WORK TO BE COMPLETED
Retype every entry exactly, character for character.
***
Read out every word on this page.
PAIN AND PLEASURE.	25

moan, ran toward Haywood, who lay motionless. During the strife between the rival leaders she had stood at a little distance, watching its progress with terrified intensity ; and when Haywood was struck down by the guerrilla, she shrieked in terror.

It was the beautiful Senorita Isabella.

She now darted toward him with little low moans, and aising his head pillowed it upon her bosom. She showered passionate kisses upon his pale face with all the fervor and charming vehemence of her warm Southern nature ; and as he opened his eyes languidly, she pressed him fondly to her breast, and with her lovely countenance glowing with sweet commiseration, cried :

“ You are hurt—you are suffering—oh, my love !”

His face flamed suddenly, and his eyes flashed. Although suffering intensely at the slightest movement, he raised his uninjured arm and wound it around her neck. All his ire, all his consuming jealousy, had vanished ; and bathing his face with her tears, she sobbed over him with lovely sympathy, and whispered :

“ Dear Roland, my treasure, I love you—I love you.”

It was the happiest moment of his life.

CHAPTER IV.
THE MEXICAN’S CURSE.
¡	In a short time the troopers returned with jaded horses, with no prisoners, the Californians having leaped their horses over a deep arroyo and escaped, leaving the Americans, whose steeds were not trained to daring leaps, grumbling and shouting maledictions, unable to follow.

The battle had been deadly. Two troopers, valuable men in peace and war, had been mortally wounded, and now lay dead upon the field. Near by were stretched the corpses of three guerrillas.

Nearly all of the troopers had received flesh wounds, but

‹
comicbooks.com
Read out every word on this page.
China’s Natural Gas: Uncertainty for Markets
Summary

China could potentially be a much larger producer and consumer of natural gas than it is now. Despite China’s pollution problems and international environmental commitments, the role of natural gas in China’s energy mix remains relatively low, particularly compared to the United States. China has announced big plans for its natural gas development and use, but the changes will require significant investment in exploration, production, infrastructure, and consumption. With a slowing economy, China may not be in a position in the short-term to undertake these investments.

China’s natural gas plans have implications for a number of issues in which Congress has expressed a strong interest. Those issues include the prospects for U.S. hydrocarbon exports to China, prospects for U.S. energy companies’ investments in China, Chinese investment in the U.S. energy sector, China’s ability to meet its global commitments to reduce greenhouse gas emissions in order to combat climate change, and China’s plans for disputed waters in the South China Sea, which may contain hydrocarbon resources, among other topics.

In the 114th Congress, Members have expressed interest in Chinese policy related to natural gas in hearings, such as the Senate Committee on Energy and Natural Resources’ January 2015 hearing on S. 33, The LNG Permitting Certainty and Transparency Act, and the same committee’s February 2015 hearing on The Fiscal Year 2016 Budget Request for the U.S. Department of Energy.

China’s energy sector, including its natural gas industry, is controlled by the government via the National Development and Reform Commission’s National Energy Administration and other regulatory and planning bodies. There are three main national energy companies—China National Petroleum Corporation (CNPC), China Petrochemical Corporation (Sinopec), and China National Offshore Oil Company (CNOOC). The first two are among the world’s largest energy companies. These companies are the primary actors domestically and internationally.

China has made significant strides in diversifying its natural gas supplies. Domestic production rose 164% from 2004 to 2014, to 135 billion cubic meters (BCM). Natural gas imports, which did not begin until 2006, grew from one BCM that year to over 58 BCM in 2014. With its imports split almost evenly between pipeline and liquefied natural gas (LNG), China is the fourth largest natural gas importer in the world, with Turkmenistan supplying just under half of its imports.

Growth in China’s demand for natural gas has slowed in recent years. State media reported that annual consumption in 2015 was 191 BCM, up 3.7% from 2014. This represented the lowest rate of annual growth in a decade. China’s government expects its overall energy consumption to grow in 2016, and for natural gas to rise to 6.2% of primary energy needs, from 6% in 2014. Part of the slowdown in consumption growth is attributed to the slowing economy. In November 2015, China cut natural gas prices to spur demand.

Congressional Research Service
***
SOLUTION TO THE EXERCISE
Read out every word on this page.
PAIN AND PLEASURE.	25

moan, ran toward Haywood, who lay motionless. During the strife between the rival leaders she had stood at a little distance, watching its progress with terrified intensity ; and when Haywood was struck down by the guerrilla, she shrieked in terror.

It was the beautiful Senorita Isabella.

She now darted toward him with little low moans, and aising his head pillowed it upon her bosom. She showered passionate kisses upon his pale face with all the fervor and charming vehemence of her warm Southern nature ; and as he opened his eyes languidly, she pressed him fondly to her breast, and with her lovely countenance glowing with sweet commiseration, cried :

“ You are hurt—you are suffering—oh, my love !”

His face flamed suddenly, and his eyes flashed. Although suffering intensely at the slightest movement, he raised his uninjured arm and wound it around her neck. All his ire, all his consuming jealousy, had vanished ; and bathing his face with her tears, she sobbed over him with lovely sympathy, and whispered :

“ Dear Roland, my treasure, I love you—I love you.”

It was the happiest moment of his life.

CHAPTER IV.
THE MEXICAN’S CURSE.
¡	In a short time the troopers returned with jaded horses, with no prisoners, the Californians having leaped their horses over a deep arroyo and escaped, leaving the Americans, whose steeds were not trained to daring leaps, grumbling and shouting maledictions, unable to follow.

The battle had been deadly. Two troopers, valuable men in peace and war, had been mortally wounded, and now lay dead upon the field. Near by were stretched the corpses of three guerrillas.

Nearly all of the troopers had received flesh wounds, but

‹
comicbooks.com
Read out every word on this page.
China’s Natural Gas: Uncertainty for Markets
Summary

China could potentially be a much larger producer and consumer of natural gas than it is now. Despite China’s pollution problems and international environmental commitments, the role of natural gas in China’s energy mix remains relatively low, particularly compared to the United States. China has announced big plans for its natural gas development and use, but the changes will require significant investment in exploration, production, infrastructure, and consumption. With a slowing economy, China may not be in a position in the short-term to undertake these investments.

China’s natural gas plans have implications for a number of issues in which Congress has expressed a strong interest. Those issues include the prospects for U.S. hydrocarbon exports to China, prospects for U.S. energy companies’ investments in China, Chinese investment in the U.S. energy sector, China’s ability to meet its global commitments to reduce greenhouse gas emissions in order to combat climate change, and China’s plans for disputed waters in the South China Sea, which may contain hydrocarbon resources, among other topics.

In the 114th Congress, Members have expressed interest in Chinese policy related to natural gas in hearings, such as the Senate Committee on Energy and Natural Resources’ January 2015 hearing on S. 33, The LNG Permitting Certainty and Transparency Act, and the same committee’s February 2015 hearing on The Fiscal Year 2016 Budget Request for the U.S. Department of Energy.

China’s energy sector, including its natural gas industry, is controlled by the government via the National Development and Reform Commission’s National Energy Administration and other regulatory and planning bodies. There are three main national energy companies—China National Petroleum Corporation (CNPC), China Petrochemical Corporation (Sinopec), and China National Offshore Oil Company (CNOOC). The first two are among the world’s largest energy companies. These companies are the primary actors domestically and internationally.

China has made significant strides in diversifying its natural gas supplies. Domestic production rose 164% from 2004 to 2014, to 135 billion cubic meters (BCM). Natural gas imports, which did not begin until 2006, grew from one BCM that year to over 58 BCM in 2014. With its imports split almost evenly between pipeline and liquefied natural gas (LNG), China is the fourth largest natural gas importer in the world, with Turkmenistan supplying just under half of its imports.

Growth in China’s demand for natural gas has slowed in recent years. State media reported that annual consumption in 2015 was 191 BCM, up 3.7% from 2014. This represented the lowest rate of annual growth in a decade. China’s government expects its overall energy consumption to grow in 2016, and for natural gas to rise to 6.2% of primary energy needs, from 6% in 2014. Part of the slowdown in consumption growth is attributed to the slowing economy. In November 2015, China cut natural gas prices to spur demand.

Congressional Research Service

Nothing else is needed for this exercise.